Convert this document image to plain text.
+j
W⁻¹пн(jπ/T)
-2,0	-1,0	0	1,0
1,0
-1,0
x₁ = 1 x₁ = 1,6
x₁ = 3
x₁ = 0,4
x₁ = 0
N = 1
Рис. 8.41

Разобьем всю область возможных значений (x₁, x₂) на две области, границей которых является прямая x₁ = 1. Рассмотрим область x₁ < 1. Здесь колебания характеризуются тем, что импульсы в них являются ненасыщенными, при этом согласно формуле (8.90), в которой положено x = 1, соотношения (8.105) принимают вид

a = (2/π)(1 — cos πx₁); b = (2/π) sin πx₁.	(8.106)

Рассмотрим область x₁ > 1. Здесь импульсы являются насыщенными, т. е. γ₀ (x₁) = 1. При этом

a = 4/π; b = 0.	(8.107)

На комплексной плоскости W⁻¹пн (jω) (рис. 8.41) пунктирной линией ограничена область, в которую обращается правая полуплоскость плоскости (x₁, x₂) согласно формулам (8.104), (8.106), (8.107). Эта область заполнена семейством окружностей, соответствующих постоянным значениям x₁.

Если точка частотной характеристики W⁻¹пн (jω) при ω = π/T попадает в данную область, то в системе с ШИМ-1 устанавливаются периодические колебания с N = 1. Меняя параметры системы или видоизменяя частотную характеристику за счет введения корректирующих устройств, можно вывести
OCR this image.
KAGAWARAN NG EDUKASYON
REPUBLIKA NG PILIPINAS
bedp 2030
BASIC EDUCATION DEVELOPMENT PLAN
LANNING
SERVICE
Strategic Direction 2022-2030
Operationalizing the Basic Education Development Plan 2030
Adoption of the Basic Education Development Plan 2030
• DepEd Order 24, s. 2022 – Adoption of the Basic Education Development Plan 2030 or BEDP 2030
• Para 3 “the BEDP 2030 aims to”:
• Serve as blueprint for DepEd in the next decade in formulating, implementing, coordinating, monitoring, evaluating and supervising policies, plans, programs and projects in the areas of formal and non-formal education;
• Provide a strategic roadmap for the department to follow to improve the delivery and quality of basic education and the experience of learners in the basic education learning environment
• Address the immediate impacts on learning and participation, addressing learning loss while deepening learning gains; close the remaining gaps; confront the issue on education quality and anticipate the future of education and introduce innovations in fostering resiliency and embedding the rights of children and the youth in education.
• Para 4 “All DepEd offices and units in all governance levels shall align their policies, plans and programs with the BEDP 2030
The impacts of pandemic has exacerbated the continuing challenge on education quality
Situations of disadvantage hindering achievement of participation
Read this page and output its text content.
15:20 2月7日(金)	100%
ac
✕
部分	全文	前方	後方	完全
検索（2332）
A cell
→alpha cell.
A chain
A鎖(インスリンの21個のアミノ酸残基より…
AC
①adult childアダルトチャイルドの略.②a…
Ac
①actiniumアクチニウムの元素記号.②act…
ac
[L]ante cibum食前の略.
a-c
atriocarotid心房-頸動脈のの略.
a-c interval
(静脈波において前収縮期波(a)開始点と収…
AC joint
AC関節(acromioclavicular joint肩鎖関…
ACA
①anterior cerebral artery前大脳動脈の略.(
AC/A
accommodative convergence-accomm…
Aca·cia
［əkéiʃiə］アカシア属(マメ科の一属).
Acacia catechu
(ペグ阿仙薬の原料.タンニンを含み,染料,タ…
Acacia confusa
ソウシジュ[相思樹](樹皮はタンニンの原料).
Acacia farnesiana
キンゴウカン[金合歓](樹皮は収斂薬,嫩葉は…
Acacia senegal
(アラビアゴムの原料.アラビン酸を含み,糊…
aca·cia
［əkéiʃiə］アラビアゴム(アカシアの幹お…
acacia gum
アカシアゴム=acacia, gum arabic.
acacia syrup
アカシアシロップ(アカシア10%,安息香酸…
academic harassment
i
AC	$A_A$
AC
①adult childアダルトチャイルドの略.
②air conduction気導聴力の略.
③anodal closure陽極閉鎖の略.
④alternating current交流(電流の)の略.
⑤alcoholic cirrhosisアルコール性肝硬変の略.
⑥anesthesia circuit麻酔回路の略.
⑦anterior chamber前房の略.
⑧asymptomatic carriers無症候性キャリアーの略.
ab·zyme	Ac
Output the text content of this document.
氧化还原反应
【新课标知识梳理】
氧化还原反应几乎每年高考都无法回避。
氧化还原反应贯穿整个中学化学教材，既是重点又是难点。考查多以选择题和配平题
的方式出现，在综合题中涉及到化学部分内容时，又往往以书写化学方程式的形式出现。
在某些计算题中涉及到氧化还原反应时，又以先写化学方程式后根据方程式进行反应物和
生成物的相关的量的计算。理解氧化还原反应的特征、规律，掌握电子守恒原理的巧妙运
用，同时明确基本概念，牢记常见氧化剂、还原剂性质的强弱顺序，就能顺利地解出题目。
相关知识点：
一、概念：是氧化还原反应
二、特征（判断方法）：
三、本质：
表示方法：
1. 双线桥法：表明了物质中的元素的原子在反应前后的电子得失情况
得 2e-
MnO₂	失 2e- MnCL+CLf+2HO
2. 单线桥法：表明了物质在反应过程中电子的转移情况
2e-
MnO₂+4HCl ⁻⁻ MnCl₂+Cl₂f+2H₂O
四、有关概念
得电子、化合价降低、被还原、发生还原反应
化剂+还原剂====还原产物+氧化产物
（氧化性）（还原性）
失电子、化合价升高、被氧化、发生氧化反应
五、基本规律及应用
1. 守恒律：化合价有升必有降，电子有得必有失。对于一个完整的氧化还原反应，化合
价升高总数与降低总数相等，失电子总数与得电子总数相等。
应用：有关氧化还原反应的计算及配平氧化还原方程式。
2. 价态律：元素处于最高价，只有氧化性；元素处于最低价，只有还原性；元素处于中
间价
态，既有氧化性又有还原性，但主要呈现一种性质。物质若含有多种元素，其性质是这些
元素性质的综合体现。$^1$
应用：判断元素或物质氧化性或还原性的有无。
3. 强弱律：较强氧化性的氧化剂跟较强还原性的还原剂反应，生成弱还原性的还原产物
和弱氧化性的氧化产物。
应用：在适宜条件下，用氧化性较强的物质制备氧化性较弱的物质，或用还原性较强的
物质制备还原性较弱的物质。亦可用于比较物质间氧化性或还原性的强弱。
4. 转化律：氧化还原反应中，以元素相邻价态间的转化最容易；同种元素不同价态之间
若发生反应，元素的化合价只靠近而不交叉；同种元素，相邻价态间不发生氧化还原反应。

**AIM**
Copy out all of the records shown above exactly.

**TASK SOLUTION**
Convert this document image to plain text.
+j
W⁻¹пн(jπ/T)
-2,0	-1,0	0	1,0
1,0
-1,0
x₁ = 1 x₁ = 1,6
x₁ = 3
x₁ = 0,4
x₁ = 0
N = 1
Рис. 8.41

Разобьем всю область возможных значений (x₁, x₂) на две области, границей которых является прямая x₁ = 1. Рассмотрим область x₁ < 1. Здесь колебания характеризуются тем, что импульсы в них являются ненасыщенными, при этом согласно формуле (8.90), в которой положено x = 1, соотношения (8.105) принимают вид

a = (2/π)(1 — cos πx₁); b = (2/π) sin πx₁.	(8.106)

Рассмотрим область x₁ > 1. Здесь импульсы являются насыщенными, т. е. γ₀ (x₁) = 1. При этом

a = 4/π; b = 0.	(8.107)

На комплексной плоскости W⁻¹пн (jω) (рис. 8.41) пунктирной линией ограничена область, в которую обращается правая полуплоскость плоскости (x₁, x₂) согласно формулам (8.104), (8.106), (8.107). Эта область заполнена семейством окружностей, соответствующих постоянным значениям x₁.

Если точка частотной характеристики W⁻¹пн (jω) при ω = π/T попадает в данную область, то в системе с ШИМ-1 устанавливаются периодические колебания с N = 1. Меняя параметры системы или видоизменяя частотную характеристику за счет введения корректирующих устройств, можно вывести
OCR this image.
KAGAWARAN NG EDUKASYON
REPUBLIKA NG PILIPINAS
bedp 2030
BASIC EDUCATION DEVELOPMENT PLAN
LANNING
SERVICE
Strategic Direction 2022-2030
Operationalizing the Basic Education Development Plan 2030
Adoption of the Basic Education Development Plan 2030
• DepEd Order 24, s. 2022 – Adoption of the Basic Education Development Plan 2030 or BEDP 2030
• Para 3 “the BEDP 2030 aims to”:
• Serve as blueprint for DepEd in the next decade in formulating, implementing, coordinating, monitoring, evaluating and supervising policies, plans, programs and projects in the areas of formal and non-formal education;
• Provide a strategic roadmap for the department to follow to improve the delivery and quality of basic education and the experience of learners in the basic education learning environment
• Address the immediate impacts on learning and participation, addressing learning loss while deepening learning gains; close the remaining gaps; confront the issue on education quality and anticipate the future of education and introduce innovations in fostering resiliency and embedding the rights of children and the youth in education.
• Para 4 “All DepEd offices and units in all governance levels shall align their policies, plans and programs with the BEDP 2030
The impacts of pandemic has exacerbated the continuing challenge on education quality
Situations of disadvantage hindering achievement of participation
Read this page and output its text content.
15:20 2月7日(金)	100%
ac
✕
部分	全文	前方	後方	完全
検索（2332）
A cell
→alpha cell.
A chain
A鎖(インスリンの21個のアミノ酸残基より…
AC
①adult childアダルトチャイルドの略.②a…
Ac
①actiniumアクチニウムの元素記号.②act…
ac
[L]ante cibum食前の略.
a-c
atriocarotid心房-頸動脈のの略.
a-c interval
(静脈波において前収縮期波(a)開始点と収…
AC joint
AC関節(acromioclavicular joint肩鎖関…
ACA
①anterior cerebral artery前大脳動脈の略.(
AC/A
accommodative convergence-accomm…
Aca·cia
［əkéiʃiə］アカシア属(マメ科の一属).
Acacia catechu
(ペグ阿仙薬の原料.タンニンを含み,染料,タ…
Acacia confusa
ソウシジュ[相思樹](樹皮はタンニンの原料).
Acacia farnesiana
キンゴウカン[金合歓](樹皮は収斂薬,嫩葉は…
Acacia senegal
(アラビアゴムの原料.アラビン酸を含み,糊…
aca·cia
［əkéiʃiə］アラビアゴム(アカシアの幹お…
acacia gum
アカシアゴム=acacia, gum arabic.
acacia syrup
アカシアシロップ(アカシア10%,安息香酸…
academic harassment
i
AC	$A_A$
AC
①adult childアダルトチャイルドの略.
②air conduction気導聴力の略.
③anodal closure陽極閉鎖の略.
④alternating current交流(電流の)の略.
⑤alcoholic cirrhosisアルコール性肝硬変の略.
⑥anesthesia circuit麻酔回路の略.
⑦anterior chamber前房の略.
⑧asymptomatic carriers無症候性キャリアーの略.
ab·zyme	Ac
Output the text content of this document.
氧化还原反应
【新课标知识梳理】
氧化还原反应几乎每年高考都无法回避。
氧化还原反应贯穿整个中学化学教材，既是重点又是难点。考查多以选择题和配平题
的方式出现，在综合题中涉及到化学部分内容时，又往往以书写化学方程式的形式出现。
在某些计算题中涉及到氧化还原反应时，又以先写化学方程式后根据方程式进行反应物和
生成物的相关的量的计算。理解氧化还原反应的特征、规律，掌握电子守恒原理的巧妙运
用，同时明确基本概念，牢记常见氧化剂、还原剂性质的强弱顺序，就能顺利地解出题目。
相关知识点：
一、概念：是氧化还原反应
二、特征（判断方法）：
三、本质：
表示方法：
1. 双线桥法：表明了物质中的元素的原子在反应前后的电子得失情况
得 2e-
MnO₂	失 2e- MnCL+CLf+2HO
2. 单线桥法：表明了物质在反应过程中电子的转移情况
2e-
MnO₂+4HCl ⁻⁻ MnCl₂+Cl₂f+2H₂O
四、有关概念
得电子、化合价降低、被还原、发生还原反应
化剂+还原剂====还原产物+氧化产物
（氧化性）（还原性）
失电子、化合价升高、被氧化、发生氧化反应
五、基本规律及应用
1. 守恒律：化合价有升必有降，电子有得必有失。对于一个完整的氧化还原反应，化合
价升高总数与降低总数相等，失电子总数与得电子总数相等。
应用：有关氧化还原反应的计算及配平氧化还原方程式。
2. 价态律：元素处于最高价，只有氧化性；元素处于最低价，只有还原性；元素处于中
间价
态，既有氧化性又有还原性，但主要呈现一种性质。物质若含有多种元素，其性质是这些
元素性质的综合体现。$^1$
应用：判断元素或物质氧化性或还原性的有无。
3. 强弱律：较强氧化性的氧化剂跟较强还原性的还原剂反应，生成弱还原性的还原产物
和弱氧化性的氧化产物。
应用：在适宜条件下，用氧化性较强的物质制备氧化性较弱的物质，或用还原性较强的
物质制备还原性较弱的物质。亦可用于比较物质间氧化性或还原性的强弱。
4. 转化律：氧化还原反应中，以元素相邻价态间的转化最容易；同种元素不同价态之间
若发生反应，元素的化合价只靠近而不交叉；同种元素，相邻价态间不发生氧化还原反应。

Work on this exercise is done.